Reproduce the listing below in its entirety. Change nothing.
>> begin Supplied data
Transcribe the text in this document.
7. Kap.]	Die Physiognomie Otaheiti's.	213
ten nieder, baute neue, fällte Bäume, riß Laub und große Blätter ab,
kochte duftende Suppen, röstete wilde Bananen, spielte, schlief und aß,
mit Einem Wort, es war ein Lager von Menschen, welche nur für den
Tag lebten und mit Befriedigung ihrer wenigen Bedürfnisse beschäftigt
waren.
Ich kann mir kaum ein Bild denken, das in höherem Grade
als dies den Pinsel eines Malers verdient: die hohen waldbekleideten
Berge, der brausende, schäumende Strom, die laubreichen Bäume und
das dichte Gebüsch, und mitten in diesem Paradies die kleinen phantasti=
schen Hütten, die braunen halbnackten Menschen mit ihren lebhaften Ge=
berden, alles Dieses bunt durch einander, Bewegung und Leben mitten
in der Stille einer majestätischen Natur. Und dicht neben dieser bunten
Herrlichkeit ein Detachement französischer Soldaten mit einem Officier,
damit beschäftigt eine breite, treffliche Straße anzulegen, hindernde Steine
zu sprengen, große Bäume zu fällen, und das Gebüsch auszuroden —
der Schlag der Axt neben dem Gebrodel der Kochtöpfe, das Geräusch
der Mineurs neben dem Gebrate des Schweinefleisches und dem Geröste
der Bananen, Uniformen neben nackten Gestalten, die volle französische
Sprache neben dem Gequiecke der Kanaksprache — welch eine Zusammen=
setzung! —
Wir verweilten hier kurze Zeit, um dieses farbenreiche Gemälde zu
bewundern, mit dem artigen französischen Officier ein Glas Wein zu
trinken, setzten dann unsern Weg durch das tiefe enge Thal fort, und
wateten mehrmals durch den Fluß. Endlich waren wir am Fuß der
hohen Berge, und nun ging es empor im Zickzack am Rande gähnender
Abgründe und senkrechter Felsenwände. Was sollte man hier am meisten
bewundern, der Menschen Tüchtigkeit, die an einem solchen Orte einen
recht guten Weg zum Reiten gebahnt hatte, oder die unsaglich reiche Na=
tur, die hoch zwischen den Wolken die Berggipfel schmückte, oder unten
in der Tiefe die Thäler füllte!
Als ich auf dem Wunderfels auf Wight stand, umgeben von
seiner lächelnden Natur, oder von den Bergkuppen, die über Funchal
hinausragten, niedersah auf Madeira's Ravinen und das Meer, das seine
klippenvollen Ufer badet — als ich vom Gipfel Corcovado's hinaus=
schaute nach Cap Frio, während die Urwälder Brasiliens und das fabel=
>> end Supplied data
__Written response__:
Transcribe the text in this document.
7. Kap.]	Die Physiognomie Otaheiti's.	213
ten nieder, baute neue, fällte Bäume, riß Laub und große Blätter ab,
kochte duftende Suppen, röstete wilde Bananen, spielte, schlief und aß,
mit Einem Wort, es war ein Lager von Menschen, welche nur für den
Tag lebten und mit Befriedigung ihrer wenigen Bedürfnisse beschäftigt
waren.
Ich kann mir kaum ein Bild denken, das in höherem Grade
als dies den Pinsel eines Malers verdient: die hohen waldbekleideten
Berge, der brausende, schäumende Strom, die laubreichen Bäume und
das dichte Gebüsch, und mitten in diesem Paradies die kleinen phantasti=
schen Hütten, die braunen halbnackten Menschen mit ihren lebhaften Ge=
berden, alles Dieses bunt durch einander, Bewegung und Leben mitten
in der Stille einer majestätischen Natur. Und dicht neben dieser bunten
Herrlichkeit ein Detachement französischer Soldaten mit einem Officier,
damit beschäftigt eine breite, treffliche Straße anzulegen, hindernde Steine
zu sprengen, große Bäume zu fällen, und das Gebüsch auszuroden —
der Schlag der Axt neben dem Gebrodel der Kochtöpfe, das Geräusch
der Mineurs neben dem Gebrate des Schweinefleisches und dem Geröste
der Bananen, Uniformen neben nackten Gestalten, die volle französische
Sprache neben dem Gequiecke der Kanaksprache — welch eine Zusammen=
setzung! —
Wir verweilten hier kurze Zeit, um dieses farbenreiche Gemälde zu
bewundern, mit dem artigen französischen Officier ein Glas Wein zu
trinken, setzten dann unsern Weg durch das tiefe enge Thal fort, und
wateten mehrmals durch den Fluß. Endlich waren wir am Fuß der
hohen Berge, und nun ging es empor im Zickzack am Rande gähnender
Abgründe und senkrechter Felsenwände. Was sollte man hier am meisten
bewundern, der Menschen Tüchtigkeit, die an einem solchen Orte einen
recht guten Weg zum Reiten gebahnt hatte, oder die unsaglich reiche Na=
tur, die hoch zwischen den Wolken die Berggipfel schmückte, oder unten
in der Tiefe die Thäler füllte!
Als ich auf dem Wunderfels auf Wight stand, umgeben von
seiner lächelnden Natur, oder von den Bergkuppen, die über Funchal
hinausragten, niedersah auf Madeira's Ravinen und das Meer, das seine
klippenvollen Ufer badet — als ich vom Gipfel Corcovado's hinaus=
schaute nach Cap Frio, während die Urwälder Brasiliens und das fabel=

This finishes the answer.